═════ LISTING ═════

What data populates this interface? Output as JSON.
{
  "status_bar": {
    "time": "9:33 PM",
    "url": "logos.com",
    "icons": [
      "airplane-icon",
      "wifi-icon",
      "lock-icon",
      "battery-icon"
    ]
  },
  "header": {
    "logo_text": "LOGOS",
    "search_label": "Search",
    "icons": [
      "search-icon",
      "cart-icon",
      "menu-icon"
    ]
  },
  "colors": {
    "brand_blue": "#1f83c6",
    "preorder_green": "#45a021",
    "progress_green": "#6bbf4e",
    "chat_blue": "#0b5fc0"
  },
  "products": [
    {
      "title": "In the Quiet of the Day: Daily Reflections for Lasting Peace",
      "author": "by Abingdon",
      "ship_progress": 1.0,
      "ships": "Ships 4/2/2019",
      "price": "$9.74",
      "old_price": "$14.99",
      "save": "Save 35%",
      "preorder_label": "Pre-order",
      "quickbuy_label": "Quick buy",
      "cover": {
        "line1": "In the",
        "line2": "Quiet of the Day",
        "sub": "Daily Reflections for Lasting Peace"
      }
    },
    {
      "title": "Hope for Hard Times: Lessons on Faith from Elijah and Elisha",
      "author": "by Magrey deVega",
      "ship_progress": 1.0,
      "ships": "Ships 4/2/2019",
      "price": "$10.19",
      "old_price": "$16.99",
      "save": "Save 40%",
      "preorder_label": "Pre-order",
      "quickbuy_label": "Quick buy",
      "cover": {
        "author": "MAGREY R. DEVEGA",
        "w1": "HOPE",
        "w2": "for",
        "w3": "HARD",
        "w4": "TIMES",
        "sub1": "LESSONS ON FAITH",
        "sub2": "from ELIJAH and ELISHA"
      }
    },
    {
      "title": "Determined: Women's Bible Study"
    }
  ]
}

═════

### EXERCISE AIM
Go over the data above and copy every line that has the word "Lasting" in it.

### OUTPUT
      "title": "In the Quiet of the Day: Daily Reflections for Lasting Peace",
        "sub": "Daily Reflections for Lasting Peace"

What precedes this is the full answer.